**SUPPLIED ENTRIES:**
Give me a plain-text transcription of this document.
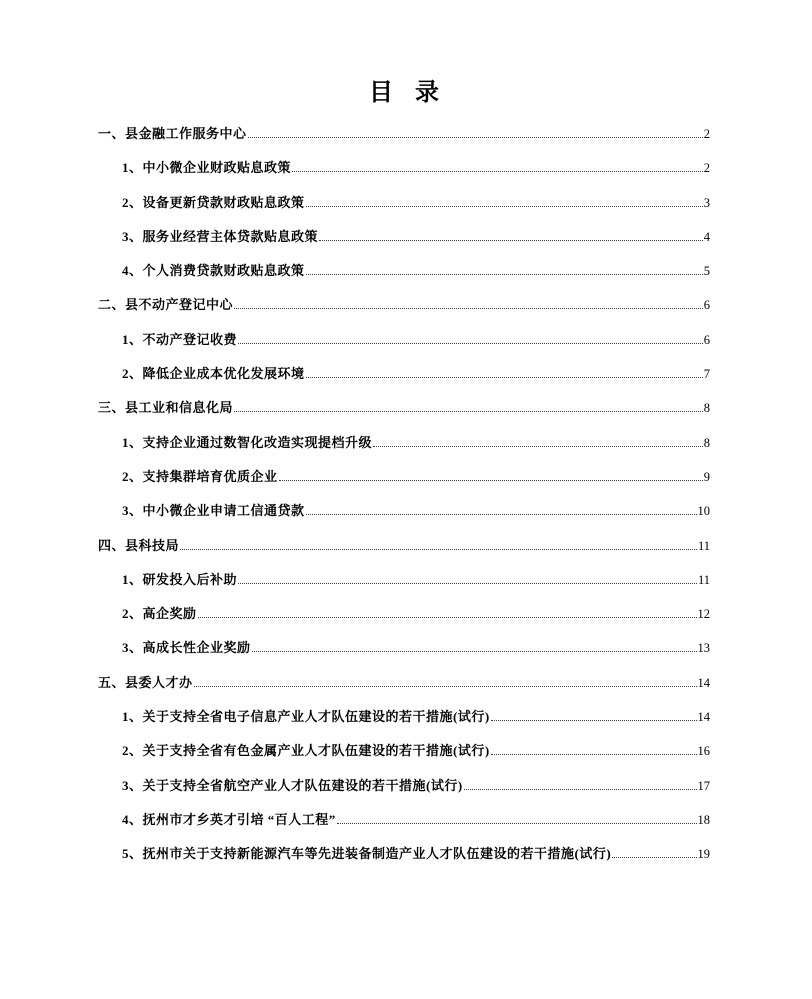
目 录
一、县金融工作服务中心	2
1、中小微企业财政贴息政策	2
2、设备更新贷款财政贴息政策	3
3、服务业经营主体贷款贴息政策	4
4、个人消费贷款财政贴息政策	5
二、县不动产登记中心	6
1、不动产登记收费	6
2、降低企业成本优化发展环境	7
三、县工业和信息化局	8
1、支持企业通过数智化改造实现提档升级	8
2、支持集群培育优质企业	9
3、中小微企业申请工信通贷款	10
四、县科技局	11
1、研发投入后补助	11
2、高企奖励	12
3、高成长性企业奖励	13
五、县委人才办	14
1、关于支持全省电子信息产业人才队伍建设的若干措施(试行)	14
2、关于支持全省有色金属产业人才队伍建设的若干措施(试行)	16
3、关于支持全省航空产业人才队伍建设的若干措施(试行)	17
4、抚州市才乡英才引培 “百人工程”	18
5、抚州市关于支持新能源汽车等先进装备制造产业人才队伍建设的若干措施(试行)	19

**THE EXERCISE:** Pictures in the records above are not copied; print everything else exactly.

**WRITTEN SOLUTION:**
Give me a plain-text transcription of this document.
目 录
一、县金融工作服务中心	2
1、中小微企业财政贴息政策	2
2、设备更新贷款财政贴息政策	3
3、服务业经营主体贷款贴息政策	4
4、个人消费贷款财政贴息政策	5
二、县不动产登记中心	6
1、不动产登记收费	6
2、降低企业成本优化发展环境	7
三、县工业和信息化局	8
1、支持企业通过数智化改造实现提档升级	8
2、支持集群培育优质企业	9
3、中小微企业申请工信通贷款	10
四、县科技局	11
1、研发投入后补助	11
2、高企奖励	12
3、高成长性企业奖励	13
五、县委人才办	14
1、关于支持全省电子信息产业人才队伍建设的若干措施(试行)	14
2、关于支持全省有色金属产业人才队伍建设的若干措施(试行)	16
3、关于支持全省航空产业人才队伍建设的若干措施(试行)	17
4、抚州市才乡英才引培 “百人工程”	18
5、抚州市关于支持新能源汽车等先进装备制造产业人才队伍建设的若干措施(试行)	19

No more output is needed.